## Start

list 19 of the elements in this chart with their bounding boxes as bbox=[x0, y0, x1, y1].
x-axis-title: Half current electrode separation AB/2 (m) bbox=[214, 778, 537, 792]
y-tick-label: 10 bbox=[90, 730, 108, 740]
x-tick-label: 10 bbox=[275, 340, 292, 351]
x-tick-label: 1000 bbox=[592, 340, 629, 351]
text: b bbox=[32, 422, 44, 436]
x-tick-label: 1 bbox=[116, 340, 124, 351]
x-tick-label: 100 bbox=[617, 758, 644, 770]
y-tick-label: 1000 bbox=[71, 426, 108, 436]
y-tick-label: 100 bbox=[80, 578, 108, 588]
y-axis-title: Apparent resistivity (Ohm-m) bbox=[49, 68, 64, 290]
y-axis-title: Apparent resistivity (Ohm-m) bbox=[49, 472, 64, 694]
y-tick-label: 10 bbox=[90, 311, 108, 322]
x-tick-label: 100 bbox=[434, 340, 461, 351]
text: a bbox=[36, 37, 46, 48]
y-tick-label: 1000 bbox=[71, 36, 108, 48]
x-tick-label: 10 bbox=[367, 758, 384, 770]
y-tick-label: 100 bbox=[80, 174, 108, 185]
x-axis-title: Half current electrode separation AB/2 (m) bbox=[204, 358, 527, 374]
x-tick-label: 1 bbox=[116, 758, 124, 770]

## End

* **Stated goal**
Copy the items above word for word, from the first line up to and including the line with "x-tick-label: 10 bbox=[275, 340, 292, 351]".

* **Response to this task**
list 19 of the elements in this chart with their bounding boxes as bbox=[x0, y0, x1, y1].
x-axis-title: Half current electrode separation AB/2 (m) bbox=[214, 778, 537, 792]
y-tick-label: 10 bbox=[90, 730, 108, 740]
x-tick-label: 10 bbox=[275, 340, 292, 351]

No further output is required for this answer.